* What you should do: Read the records and gather each line that includes "this".

* Stored data:

<<<<

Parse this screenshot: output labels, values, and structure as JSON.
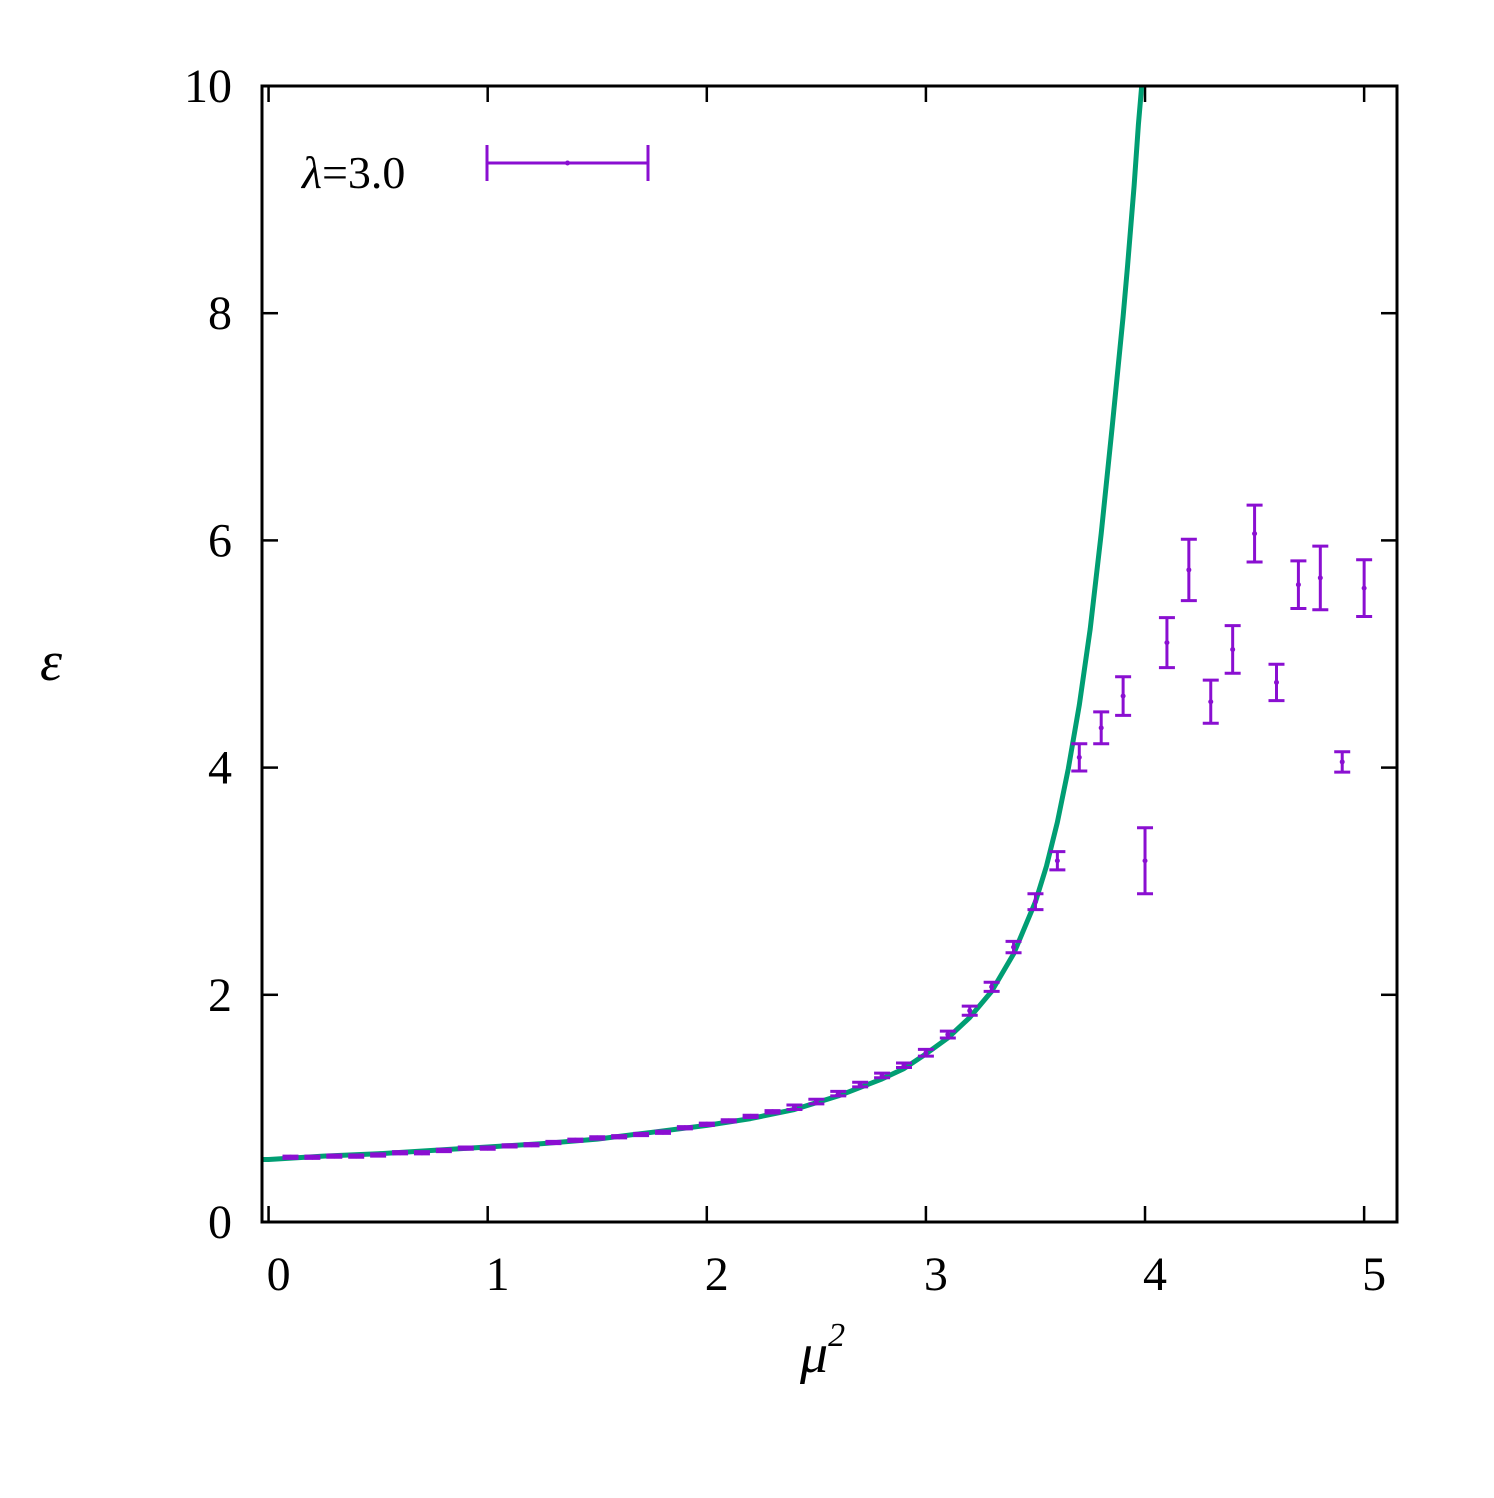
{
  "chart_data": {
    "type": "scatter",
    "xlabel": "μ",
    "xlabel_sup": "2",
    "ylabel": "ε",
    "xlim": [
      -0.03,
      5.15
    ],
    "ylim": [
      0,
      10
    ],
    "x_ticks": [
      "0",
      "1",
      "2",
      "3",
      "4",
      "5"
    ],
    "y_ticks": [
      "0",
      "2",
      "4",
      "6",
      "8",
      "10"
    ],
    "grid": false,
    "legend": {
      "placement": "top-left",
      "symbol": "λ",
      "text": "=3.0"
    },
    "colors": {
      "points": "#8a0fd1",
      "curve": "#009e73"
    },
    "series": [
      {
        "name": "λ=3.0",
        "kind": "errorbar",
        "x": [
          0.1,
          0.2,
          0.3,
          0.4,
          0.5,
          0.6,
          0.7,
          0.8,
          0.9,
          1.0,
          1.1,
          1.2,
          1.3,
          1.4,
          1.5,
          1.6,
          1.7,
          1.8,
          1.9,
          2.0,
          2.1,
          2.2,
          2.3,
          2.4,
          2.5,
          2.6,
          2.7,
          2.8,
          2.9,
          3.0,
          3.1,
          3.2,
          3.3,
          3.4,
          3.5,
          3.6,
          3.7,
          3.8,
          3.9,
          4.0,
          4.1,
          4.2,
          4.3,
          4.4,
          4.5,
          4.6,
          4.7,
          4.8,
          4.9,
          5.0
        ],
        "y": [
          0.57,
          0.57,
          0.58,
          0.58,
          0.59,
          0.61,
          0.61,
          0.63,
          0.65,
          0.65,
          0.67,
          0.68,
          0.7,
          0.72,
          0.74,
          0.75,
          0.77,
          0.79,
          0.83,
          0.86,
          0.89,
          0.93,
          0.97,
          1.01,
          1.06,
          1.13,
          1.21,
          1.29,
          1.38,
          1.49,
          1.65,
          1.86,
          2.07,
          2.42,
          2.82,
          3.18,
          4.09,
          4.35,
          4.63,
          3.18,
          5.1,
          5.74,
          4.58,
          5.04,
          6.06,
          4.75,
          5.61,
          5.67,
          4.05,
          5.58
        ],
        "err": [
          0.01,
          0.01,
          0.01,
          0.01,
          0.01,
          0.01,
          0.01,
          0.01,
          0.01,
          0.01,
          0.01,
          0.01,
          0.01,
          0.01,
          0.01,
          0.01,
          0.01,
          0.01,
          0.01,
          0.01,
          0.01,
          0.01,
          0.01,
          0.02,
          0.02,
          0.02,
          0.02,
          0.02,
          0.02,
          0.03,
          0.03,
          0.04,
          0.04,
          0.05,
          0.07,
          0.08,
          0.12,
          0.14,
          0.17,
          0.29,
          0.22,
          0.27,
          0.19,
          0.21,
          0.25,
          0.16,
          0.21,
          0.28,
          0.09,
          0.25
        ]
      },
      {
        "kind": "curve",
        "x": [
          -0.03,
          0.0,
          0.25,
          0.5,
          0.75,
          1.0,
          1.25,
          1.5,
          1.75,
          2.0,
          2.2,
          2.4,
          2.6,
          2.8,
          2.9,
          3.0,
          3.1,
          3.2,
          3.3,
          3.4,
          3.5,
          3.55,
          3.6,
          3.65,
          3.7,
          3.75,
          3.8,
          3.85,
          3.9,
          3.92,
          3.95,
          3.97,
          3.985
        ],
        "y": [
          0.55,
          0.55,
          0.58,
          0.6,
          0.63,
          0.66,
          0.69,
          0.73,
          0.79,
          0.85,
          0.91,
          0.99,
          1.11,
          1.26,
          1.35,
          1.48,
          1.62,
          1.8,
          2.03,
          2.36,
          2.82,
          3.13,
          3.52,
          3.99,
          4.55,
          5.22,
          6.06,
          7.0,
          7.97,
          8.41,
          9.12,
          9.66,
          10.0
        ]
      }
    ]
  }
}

>>>>
<<<<

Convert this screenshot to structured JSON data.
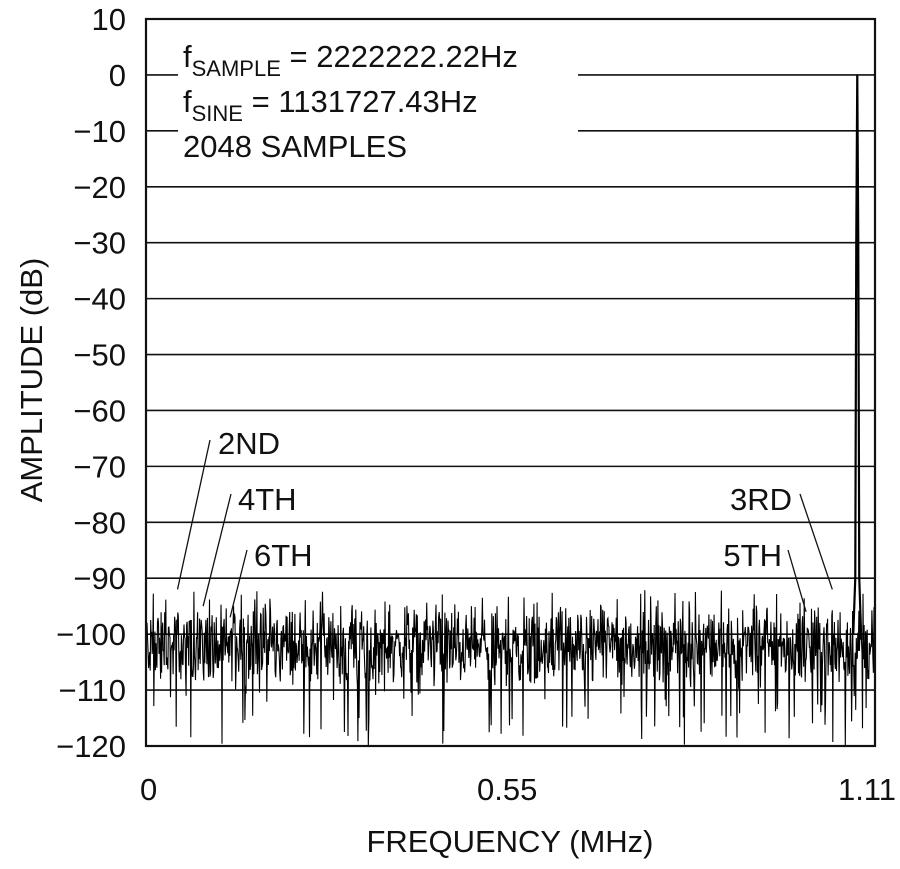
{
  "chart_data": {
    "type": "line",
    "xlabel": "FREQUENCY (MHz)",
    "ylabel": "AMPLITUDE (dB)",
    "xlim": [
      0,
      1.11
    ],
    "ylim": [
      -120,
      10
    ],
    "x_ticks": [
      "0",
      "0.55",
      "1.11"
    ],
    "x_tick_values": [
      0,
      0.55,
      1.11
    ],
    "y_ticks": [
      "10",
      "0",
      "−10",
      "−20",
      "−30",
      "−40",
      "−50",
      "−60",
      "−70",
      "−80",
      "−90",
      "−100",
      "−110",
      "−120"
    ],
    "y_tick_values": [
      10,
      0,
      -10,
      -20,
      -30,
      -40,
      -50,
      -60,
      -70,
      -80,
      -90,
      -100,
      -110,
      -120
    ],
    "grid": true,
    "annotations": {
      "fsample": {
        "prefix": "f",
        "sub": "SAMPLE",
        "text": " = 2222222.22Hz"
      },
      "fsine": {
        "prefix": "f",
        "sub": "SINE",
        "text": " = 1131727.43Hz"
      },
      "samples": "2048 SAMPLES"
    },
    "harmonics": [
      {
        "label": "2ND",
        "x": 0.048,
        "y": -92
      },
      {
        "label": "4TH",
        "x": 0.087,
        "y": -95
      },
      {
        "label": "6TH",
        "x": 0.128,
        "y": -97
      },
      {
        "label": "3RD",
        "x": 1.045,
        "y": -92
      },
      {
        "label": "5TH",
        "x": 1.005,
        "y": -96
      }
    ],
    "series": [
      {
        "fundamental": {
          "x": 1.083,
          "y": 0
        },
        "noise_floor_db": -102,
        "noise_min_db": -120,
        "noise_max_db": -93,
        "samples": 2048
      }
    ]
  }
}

>>>>

* Output of the task:
Parse this screenshot: output labels, values, and structure as JSON.
Convert this screenshot to structured JSON data.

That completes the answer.